• WRITTEN TASK
Reproduce every line of the listing below without changing a single character.

• SUPPLIED RECORDS
------------------------------
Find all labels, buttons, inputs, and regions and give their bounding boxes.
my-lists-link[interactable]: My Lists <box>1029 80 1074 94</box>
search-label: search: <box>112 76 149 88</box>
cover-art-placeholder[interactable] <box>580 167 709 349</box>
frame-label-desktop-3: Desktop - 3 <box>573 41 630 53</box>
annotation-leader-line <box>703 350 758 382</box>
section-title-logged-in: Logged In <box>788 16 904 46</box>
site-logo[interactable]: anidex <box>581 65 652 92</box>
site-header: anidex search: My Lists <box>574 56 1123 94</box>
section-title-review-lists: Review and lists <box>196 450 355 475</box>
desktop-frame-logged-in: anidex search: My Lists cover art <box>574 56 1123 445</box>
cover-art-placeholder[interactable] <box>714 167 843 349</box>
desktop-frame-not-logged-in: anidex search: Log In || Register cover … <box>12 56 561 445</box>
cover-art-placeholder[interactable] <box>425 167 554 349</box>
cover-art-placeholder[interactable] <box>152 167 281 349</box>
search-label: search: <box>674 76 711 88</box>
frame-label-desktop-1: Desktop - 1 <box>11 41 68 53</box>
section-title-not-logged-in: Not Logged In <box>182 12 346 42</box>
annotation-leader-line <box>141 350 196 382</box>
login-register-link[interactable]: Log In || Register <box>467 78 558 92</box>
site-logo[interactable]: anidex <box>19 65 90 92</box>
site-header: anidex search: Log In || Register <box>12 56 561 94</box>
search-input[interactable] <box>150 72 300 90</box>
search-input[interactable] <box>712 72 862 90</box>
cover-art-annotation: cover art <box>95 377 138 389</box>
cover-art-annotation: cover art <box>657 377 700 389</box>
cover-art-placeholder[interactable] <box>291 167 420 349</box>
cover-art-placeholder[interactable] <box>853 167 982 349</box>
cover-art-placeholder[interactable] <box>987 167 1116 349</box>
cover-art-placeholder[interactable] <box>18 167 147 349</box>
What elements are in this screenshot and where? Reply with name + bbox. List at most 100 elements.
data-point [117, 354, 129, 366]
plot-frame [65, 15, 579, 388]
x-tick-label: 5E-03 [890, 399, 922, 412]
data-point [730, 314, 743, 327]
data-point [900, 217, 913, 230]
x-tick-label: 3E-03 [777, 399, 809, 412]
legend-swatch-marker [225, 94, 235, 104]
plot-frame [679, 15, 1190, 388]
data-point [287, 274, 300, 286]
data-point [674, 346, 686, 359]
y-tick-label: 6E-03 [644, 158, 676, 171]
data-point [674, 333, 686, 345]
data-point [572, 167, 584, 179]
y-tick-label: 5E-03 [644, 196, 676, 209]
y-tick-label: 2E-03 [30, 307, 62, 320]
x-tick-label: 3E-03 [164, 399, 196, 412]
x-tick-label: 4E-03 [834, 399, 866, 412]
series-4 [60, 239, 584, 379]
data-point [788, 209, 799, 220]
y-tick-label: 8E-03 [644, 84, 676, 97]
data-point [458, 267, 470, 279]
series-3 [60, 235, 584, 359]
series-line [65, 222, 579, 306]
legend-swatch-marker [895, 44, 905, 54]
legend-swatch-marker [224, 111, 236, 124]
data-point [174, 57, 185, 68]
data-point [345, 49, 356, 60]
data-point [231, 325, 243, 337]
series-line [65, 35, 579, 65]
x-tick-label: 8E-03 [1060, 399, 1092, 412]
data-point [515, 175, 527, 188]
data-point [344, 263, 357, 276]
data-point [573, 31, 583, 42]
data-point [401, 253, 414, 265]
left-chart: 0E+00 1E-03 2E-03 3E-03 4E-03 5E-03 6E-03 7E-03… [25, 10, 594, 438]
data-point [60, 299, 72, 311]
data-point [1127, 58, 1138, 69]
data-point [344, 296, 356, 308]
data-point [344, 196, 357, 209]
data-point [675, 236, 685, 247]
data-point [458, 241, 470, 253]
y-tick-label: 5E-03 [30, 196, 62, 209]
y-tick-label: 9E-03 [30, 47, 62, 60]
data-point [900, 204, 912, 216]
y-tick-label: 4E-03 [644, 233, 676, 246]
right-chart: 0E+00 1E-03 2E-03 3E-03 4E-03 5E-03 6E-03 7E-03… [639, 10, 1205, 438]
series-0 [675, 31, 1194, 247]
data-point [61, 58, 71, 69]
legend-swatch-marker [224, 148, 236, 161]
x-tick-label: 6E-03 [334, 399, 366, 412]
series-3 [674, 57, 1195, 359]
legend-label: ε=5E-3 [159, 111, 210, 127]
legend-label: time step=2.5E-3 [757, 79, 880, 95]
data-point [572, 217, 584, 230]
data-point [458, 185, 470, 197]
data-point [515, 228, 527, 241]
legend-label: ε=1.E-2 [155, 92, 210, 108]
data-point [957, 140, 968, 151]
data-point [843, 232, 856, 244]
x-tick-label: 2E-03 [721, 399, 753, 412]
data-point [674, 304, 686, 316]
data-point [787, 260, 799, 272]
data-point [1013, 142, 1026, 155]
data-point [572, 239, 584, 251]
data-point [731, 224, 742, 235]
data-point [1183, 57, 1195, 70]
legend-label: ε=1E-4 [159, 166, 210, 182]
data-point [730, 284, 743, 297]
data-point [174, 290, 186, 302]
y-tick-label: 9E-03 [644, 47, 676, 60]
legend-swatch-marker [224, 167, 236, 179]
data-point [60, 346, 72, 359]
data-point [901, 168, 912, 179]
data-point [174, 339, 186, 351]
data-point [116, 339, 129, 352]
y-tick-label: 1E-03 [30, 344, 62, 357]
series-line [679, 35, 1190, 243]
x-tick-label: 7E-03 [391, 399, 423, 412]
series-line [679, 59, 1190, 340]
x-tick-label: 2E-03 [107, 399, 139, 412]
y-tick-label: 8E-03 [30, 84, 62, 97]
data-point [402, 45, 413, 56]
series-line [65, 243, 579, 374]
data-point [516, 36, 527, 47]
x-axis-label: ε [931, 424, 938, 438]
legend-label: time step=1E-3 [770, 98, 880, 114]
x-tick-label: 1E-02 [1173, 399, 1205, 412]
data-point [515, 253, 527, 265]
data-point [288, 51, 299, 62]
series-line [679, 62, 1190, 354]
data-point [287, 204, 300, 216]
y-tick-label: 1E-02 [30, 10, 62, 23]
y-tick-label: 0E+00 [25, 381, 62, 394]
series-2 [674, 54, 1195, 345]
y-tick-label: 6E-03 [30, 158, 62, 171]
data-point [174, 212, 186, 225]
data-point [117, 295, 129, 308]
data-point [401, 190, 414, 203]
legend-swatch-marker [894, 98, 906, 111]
------------------------------
• TASK SOLUTION
Find all labels, buttons, inputs, and regions and give their bounding boxes.
my-lists-link[interactable]: My Lists <box>1029 80 1074 94</box>
search-label: search: <box>112 76 149 88</box>
cover-art-placeholder[interactable] <box>580 167 709 349</box>
frame-label-desktop-3: Desktop - 3 <box>573 41 630 53</box>
annotation-leader-line <box>703 350 758 382</box>
section-title-logged-in: Logged In <box>788 16 904 46</box>
site-logo[interactable]: anidex <box>581 65 652 92</box>
site-header: anidex search: My Lists <box>574 56 1123 94</box>
section-title-review-lists: Review and lists <box>196 450 355 475</box>
desktop-frame-logged-in: anidex search: My Lists cover art <box>574 56 1123 445</box>
cover-art-placeholder[interactable] <box>714 167 843 349</box>
desktop-frame-not-logged-in: anidex search: Log In || Register cover … <box>12 56 561 445</box>
cover-art-placeholder[interactable] <box>425 167 554 349</box>
cover-art-placeholder[interactable] <box>152 167 281 349</box>
search-label: search: <box>674 76 711 88</box>
frame-label-desktop-1: Desktop - 1 <box>11 41 68 53</box>
section-title-not-logged-in: Not Logged In <box>182 12 346 42</box>
annotation-leader-line <box>141 350 196 382</box>
login-register-link[interactable]: Log In || Register <box>467 78 558 92</box>
site-logo[interactable]: anidex <box>19 65 90 92</box>
site-header: anidex search: Log In || Register <box>12 56 561 94</box>
search-input[interactable] <box>150 72 300 90</box>
search-input[interactable] <box>712 72 862 90</box>
cover-art-annotation: cover art <box>95 377 138 389</box>
cover-art-annotation: cover art <box>657 377 700 389</box>
cover-art-placeholder[interactable] <box>291 167 420 349</box>
cover-art-placeholder[interactable] <box>853 167 982 349</box>
cover-art-placeholder[interactable] <box>987 167 1116 349</box>
cover-art-placeholder[interactable] <box>18 167 147 349</box>
What elements are in this screenshot and where? Reply with name + bbox. List at most 100 elements.
data-point [117, 354, 129, 366]
plot-frame [65, 15, 579, 388]
x-tick-label: 5E-03 [890, 399, 922, 412]
data-point [730, 314, 743, 327]
data-point [900, 217, 913, 230]
x-tick-label: 3E-03 [777, 399, 809, 412]
legend-swatch-marker [225, 94, 235, 104]
plot-frame [679, 15, 1190, 388]
data-point [287, 274, 300, 286]
data-point [674, 346, 686, 359]
y-tick-label: 6E-03 [644, 158, 676, 171]
data-point [674, 333, 686, 345]
data-point [572, 167, 584, 179]
y-tick-label: 5E-03 [644, 196, 676, 209]
y-tick-label: 2E-03 [30, 307, 62, 320]
x-tick-label: 3E-03 [164, 399, 196, 412]
x-tick-label: 4E-03 [834, 399, 866, 412]
series-4 [60, 239, 584, 379]
data-point [788, 209, 799, 220]
y-tick-label: 8E-03 [644, 84, 676, 97]
data-point [458, 267, 470, 279]
series-3 [60, 235, 584, 359]
series-line [65, 222, 579, 306]
legend-swatch-marker [895, 44, 905, 54]
legend-swatch-marker [224, 111, 236, 124]
data-point [174, 57, 185, 68]
data-point [345, 49, 356, 60]
data-point [231, 325, 243, 337]
series-line [65, 35, 579, 65]
x-tick-label: 8E-03 [1060, 399, 1092, 412]
data-point [515, 175, 527, 188]
data-point [344, 263, 357, 276]
data-point [573, 31, 583, 42]
data-point [401, 253, 414, 265]
left-chart: 0E+00 1E-03 2E-03 3E-03 4E-03 5E-03 6E-03 7E-03… [25, 10, 594, 438]
data-point [60, 299, 72, 311]
data-point [1127, 58, 1138, 69]
data-point [344, 296, 356, 308]
data-point [344, 196, 357, 209]
data-point [675, 236, 685, 247]
data-point [458, 241, 470, 253]
y-tick-label: 5E-03 [30, 196, 62, 209]
y-tick-label: 9E-03 [30, 47, 62, 60]
data-point [900, 204, 912, 216]
y-tick-label: 4E-03 [644, 233, 676, 246]
right-chart: 0E+00 1E-03 2E-03 3E-03 4E-03 5E-03 6E-03 7E-03… [639, 10, 1205, 438]
series-0 [675, 31, 1194, 247]
data-point [61, 58, 71, 69]
legend-swatch-marker [224, 148, 236, 161]
x-tick-label: 6E-03 [334, 399, 366, 412]
series-3 [674, 57, 1195, 359]
legend-label: ε=5E-3 [159, 111, 210, 127]
legend-label: time step=2.5E-3 [757, 79, 880, 95]
data-point [572, 217, 584, 230]
data-point [458, 185, 470, 197]
data-point [515, 228, 527, 241]
legend-label: ε=1.E-2 [155, 92, 210, 108]
data-point [957, 140, 968, 151]
data-point [843, 232, 856, 244]
x-tick-label: 2E-03 [721, 399, 753, 412]
data-point [674, 304, 686, 316]
data-point [787, 260, 799, 272]
data-point [1013, 142, 1026, 155]
data-point [572, 239, 584, 251]
data-point [731, 224, 742, 235]
data-point [1183, 57, 1195, 70]
legend-label: ε=1E-4 [159, 166, 210, 182]
data-point [730, 284, 743, 297]
data-point [174, 290, 186, 302]
y-tick-label: 9E-03 [644, 47, 676, 60]
legend-swatch-marker [224, 167, 236, 179]
data-point [60, 346, 72, 359]
data-point [901, 168, 912, 179]
data-point [174, 339, 186, 351]
data-point [116, 339, 129, 352]
y-tick-label: 1E-03 [30, 344, 62, 357]
series-line [679, 35, 1190, 243]
x-tick-label: 7E-03 [391, 399, 423, 412]
series-line [679, 59, 1190, 340]
x-tick-label: 2E-03 [107, 399, 139, 412]
y-tick-label: 8E-03 [30, 84, 62, 97]
data-point [402, 45, 413, 56]
series-line [65, 243, 579, 374]
data-point [516, 36, 527, 47]
x-axis-label: ε [931, 424, 938, 438]
legend-label: time step=1E-3 [770, 98, 880, 114]
x-tick-label: 1E-02 [1173, 399, 1205, 412]
data-point [515, 253, 527, 265]
data-point [288, 51, 299, 62]
series-line [679, 62, 1190, 354]
data-point [287, 204, 300, 216]
y-tick-label: 1E-02 [30, 10, 62, 23]
y-tick-label: 0E+00 [25, 381, 62, 394]
series-2 [674, 54, 1195, 345]
y-tick-label: 6E-03 [30, 158, 62, 171]
data-point [174, 212, 186, 225]
data-point [117, 295, 129, 308]
data-point [401, 190, 414, 203]
legend-swatch-marker [894, 98, 906, 111]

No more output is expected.